*Job 1*. Rewrite the rows about the trim panel attaching structure, replacing "conventional" with "traditional" and leaving everything else unchanged.

Weird missives from Lanny Davis aside, there are actually a bunch of good ideas in the stimulus roundtable. Robert Reischauer's contention that another stimulus should be paired with "time-released" revenue measures, for instance, has a lot to recommend it:

[A]ny "Son of Fiscal Stimulus 2009" should include a significant "time released" package of deficit-reduction measures. While these tax increases and spending cuts shouldn't begin phasing in until 2013 or 2014, when the economy has recovered, we need to send a strong signal to our creditors that, notwithstanding our addiction to another shot of fiscal stimulus, we will soon be on the recovery road to fiscal responsibility. If we don't, the nation could face a more serious economic collapse in the not-too-distant future -- without an ability to borrow to finance needed fiscal stimulus.

In a more responsible political system, that's the sort of compromise that deficit hawks would actually demand. Rather than cutting a necessary, and already underpowered, stimulus by an arbitrary sum -- which was their strategy the last time around -- they'd take both the need for short-term demand infusions and long-term debt considerations seriously, and build them both into a bill.

*Available data*.
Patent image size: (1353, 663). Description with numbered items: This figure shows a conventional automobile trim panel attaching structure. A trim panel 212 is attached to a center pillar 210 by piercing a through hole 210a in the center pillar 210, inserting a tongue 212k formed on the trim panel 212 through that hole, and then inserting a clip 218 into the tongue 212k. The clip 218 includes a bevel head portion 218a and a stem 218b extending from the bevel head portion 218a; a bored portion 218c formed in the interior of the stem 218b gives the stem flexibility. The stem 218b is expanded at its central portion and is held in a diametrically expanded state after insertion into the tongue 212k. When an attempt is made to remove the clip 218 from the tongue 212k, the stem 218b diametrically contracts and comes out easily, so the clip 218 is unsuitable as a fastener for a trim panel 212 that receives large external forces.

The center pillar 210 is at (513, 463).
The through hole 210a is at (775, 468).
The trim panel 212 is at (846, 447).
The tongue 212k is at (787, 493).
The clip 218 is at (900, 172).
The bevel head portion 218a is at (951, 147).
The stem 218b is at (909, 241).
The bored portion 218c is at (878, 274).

*Job 2*. In the passage on the stimulus roundtable, why should a new stimulus be paired with a time-released deficit-reduction package? Answer in one to three sentences.

*Correct output 1*.
Patent image size: (1353, 663). Description with numbered items: This figure shows a traditional automobile trim panel attaching structure. A trim panel 212 is attached to a center pillar 210 by piercing a through hole 210a in the center pillar 210, inserting a tongue 212k formed on the trim panel 212 through that hole, and then inserting a clip 218 into the tongue 212k. The clip 218 includes a bevel head portion 218a and a stem 218b extending from the bevel head portion 218a; a bored portion 218c formed in the interior of the stem 218b gives the stem flexibility. The stem 218b is expanded at its central portion and is held in a diametrically expanded state after insertion into the tongue 212k. When an attempt is made to remove the clip 218 from the tongue 212k, the stem 218b diametrically contracts and comes out easily, so the clip 218 is unsuitable as a fastener for a trim panel 212 that receives large external forces.

The center pillar 210 is at (513, 463).
The through hole 210a is at (775, 468).
The trim panel 212 is at (846, 447).
The tongue 212k is at (787, 493).
The clip 218 is at (900, 172).
The bevel head portion 218a is at (951, 147).
The stem 218b is at (909, 241).
The bored portion 218c is at (878, 274).

*Correct output 2*. The package would send creditors a strong signal that the country will soon return to fiscal responsibility despite needing more stimulus. Without that signal, the nation could face a more serious economic collapse in the not-too-distant future and be unable to borrow to finance needed stimulus. The tax increases and spending cuts would not phase in until 2013 or 2014, when the economy has recovered.